* Instructions for the task:
Give back the full listing verbatim, apart from its images.

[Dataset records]
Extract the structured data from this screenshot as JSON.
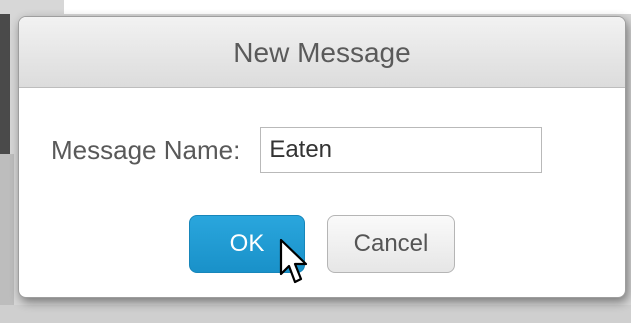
{
  "dialog": {
    "title": "New Message",
    "field_label": "Message Name:",
    "name_value": "Eaten",
    "ok_label": "OK",
    "cancel_label": "Cancel"
  },
  "colors": {
    "ok_button": "#1f9ad3",
    "title_text": "#5a5a5a",
    "label_text": "#595959"
  },
  "icons": {
    "cursor": "mouse-pointer-icon"
  }
}
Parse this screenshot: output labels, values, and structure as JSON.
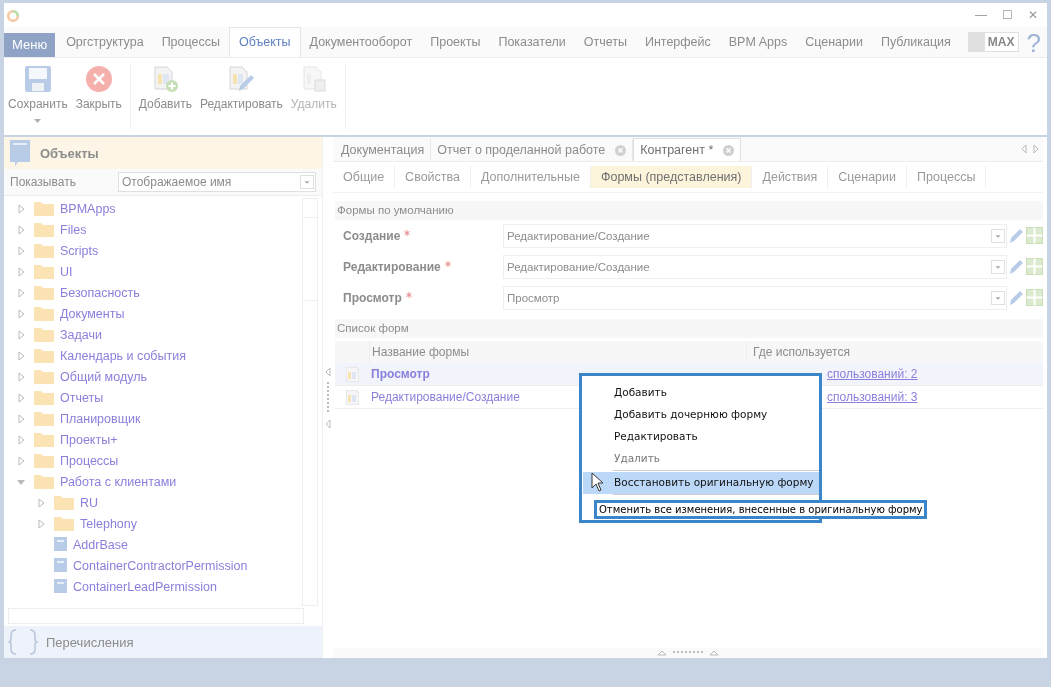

* Task output:
Extract the structured data from this screenshot as JSON.
{
  "dialog": {
    "title": "New Message",
    "field_label": "Message Name:",
    "name_value": "Eaten",
    "ok_label": "OK",
    "cancel_label": "Cancel"
  },
  "colors": {
    "ok_button": "#1f9ad3",
    "title_text": "#5a5a5a",
    "label_text": "#595959"
  },
  "icons": {
    "cursor": "mouse-pointer-icon"
  }
}
Parse this screenshot: output labels, values, and structure as JSON.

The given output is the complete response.